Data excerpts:
** Start **

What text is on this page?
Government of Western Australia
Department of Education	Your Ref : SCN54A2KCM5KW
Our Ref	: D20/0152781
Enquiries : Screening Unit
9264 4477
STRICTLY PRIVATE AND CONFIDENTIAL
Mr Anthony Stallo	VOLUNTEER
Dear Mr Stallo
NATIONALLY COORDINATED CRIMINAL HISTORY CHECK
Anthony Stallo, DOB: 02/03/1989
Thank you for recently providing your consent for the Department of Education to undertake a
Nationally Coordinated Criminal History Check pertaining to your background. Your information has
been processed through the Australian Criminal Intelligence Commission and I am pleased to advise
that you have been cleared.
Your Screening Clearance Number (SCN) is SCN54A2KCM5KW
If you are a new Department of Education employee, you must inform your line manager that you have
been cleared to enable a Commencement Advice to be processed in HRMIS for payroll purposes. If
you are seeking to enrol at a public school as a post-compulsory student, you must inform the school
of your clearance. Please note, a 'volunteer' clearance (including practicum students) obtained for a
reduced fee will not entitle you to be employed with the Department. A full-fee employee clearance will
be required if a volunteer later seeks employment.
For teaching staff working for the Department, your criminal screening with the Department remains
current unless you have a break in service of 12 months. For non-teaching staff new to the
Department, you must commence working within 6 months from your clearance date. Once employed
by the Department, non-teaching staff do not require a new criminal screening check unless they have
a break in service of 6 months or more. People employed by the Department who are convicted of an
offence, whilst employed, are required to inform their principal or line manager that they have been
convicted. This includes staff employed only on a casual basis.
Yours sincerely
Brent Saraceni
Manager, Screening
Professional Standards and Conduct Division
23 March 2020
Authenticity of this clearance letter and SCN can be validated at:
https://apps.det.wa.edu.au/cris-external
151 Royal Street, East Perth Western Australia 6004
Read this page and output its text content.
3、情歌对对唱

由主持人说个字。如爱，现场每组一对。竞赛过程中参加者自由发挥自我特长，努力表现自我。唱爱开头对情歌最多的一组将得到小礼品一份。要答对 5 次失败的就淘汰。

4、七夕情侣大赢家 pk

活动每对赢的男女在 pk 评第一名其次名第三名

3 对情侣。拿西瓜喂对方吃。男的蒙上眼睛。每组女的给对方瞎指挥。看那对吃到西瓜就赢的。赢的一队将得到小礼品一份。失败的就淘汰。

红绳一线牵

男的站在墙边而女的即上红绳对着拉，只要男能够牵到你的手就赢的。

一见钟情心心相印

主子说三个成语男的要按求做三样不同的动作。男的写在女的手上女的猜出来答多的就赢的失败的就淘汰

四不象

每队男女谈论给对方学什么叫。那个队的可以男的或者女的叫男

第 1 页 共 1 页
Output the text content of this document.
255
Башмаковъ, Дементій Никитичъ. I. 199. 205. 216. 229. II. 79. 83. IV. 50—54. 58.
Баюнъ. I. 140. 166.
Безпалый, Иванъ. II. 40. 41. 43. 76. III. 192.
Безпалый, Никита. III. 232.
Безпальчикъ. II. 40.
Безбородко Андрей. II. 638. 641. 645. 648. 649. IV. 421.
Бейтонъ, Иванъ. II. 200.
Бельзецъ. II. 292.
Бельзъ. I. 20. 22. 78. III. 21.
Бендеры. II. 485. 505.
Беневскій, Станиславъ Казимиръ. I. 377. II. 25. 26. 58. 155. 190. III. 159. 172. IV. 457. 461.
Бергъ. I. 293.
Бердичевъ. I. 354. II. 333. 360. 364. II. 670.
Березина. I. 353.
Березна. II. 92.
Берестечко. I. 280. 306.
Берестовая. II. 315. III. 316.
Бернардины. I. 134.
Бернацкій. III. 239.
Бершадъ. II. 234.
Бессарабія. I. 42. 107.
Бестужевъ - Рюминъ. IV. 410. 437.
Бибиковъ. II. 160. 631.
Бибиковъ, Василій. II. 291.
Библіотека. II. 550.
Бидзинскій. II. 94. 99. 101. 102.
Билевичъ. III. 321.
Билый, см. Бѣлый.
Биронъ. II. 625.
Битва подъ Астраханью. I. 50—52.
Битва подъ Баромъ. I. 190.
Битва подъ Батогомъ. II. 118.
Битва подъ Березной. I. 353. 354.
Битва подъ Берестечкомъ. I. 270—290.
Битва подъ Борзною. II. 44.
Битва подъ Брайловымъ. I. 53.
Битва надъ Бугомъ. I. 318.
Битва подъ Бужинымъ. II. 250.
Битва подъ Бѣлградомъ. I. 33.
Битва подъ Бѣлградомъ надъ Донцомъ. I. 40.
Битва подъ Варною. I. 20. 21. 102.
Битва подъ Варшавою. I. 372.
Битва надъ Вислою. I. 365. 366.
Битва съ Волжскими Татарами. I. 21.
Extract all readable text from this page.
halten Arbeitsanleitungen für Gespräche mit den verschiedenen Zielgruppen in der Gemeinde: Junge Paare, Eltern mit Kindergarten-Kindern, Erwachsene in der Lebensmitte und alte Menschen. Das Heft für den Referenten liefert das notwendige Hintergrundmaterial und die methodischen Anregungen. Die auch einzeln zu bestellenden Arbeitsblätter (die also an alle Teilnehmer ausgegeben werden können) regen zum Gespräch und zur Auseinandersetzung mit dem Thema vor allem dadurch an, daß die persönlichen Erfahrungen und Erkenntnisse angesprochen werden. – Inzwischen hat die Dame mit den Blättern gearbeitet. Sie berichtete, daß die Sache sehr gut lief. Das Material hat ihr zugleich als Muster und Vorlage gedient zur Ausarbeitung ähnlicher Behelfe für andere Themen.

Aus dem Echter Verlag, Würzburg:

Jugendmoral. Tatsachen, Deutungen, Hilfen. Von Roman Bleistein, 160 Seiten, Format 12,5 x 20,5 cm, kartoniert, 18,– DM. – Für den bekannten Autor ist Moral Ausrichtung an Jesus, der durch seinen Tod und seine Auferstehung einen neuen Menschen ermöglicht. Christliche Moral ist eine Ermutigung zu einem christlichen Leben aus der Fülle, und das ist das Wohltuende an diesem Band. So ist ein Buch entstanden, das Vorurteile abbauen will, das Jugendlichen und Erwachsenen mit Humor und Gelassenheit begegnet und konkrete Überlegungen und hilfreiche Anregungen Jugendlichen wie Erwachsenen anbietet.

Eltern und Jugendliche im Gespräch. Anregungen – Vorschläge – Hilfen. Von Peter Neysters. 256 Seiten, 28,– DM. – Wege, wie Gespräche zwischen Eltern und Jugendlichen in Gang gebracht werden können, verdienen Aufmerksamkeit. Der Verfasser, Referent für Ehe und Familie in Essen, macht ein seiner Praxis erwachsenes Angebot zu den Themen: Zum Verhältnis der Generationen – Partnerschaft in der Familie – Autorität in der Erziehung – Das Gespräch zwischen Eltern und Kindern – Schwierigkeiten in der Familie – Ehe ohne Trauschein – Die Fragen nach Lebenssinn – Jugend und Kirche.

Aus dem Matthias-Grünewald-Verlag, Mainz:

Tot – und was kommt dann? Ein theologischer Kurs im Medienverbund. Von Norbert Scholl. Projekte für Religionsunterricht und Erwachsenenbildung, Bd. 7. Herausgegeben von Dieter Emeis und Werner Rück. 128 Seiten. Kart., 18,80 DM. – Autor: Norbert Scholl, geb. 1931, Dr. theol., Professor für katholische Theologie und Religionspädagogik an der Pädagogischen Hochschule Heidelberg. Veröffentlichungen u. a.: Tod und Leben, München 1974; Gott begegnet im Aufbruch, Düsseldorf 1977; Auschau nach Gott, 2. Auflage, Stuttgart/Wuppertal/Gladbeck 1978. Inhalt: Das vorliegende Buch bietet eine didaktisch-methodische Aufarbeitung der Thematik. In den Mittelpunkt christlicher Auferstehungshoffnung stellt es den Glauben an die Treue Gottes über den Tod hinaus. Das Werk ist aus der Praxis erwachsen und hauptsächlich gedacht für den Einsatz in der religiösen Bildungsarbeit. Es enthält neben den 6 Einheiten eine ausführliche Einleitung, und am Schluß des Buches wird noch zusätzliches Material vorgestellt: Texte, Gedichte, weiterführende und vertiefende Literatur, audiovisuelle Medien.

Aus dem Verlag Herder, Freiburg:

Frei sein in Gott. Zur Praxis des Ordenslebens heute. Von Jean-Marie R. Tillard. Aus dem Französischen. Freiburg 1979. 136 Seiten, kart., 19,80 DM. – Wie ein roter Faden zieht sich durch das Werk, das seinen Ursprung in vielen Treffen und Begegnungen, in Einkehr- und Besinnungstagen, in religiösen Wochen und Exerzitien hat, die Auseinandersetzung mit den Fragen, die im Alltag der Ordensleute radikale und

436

** End **

_What needs to be done_.
Only the number is needed here: how many lines of the records contain "подъ"?

_Answer for this exercise_.
12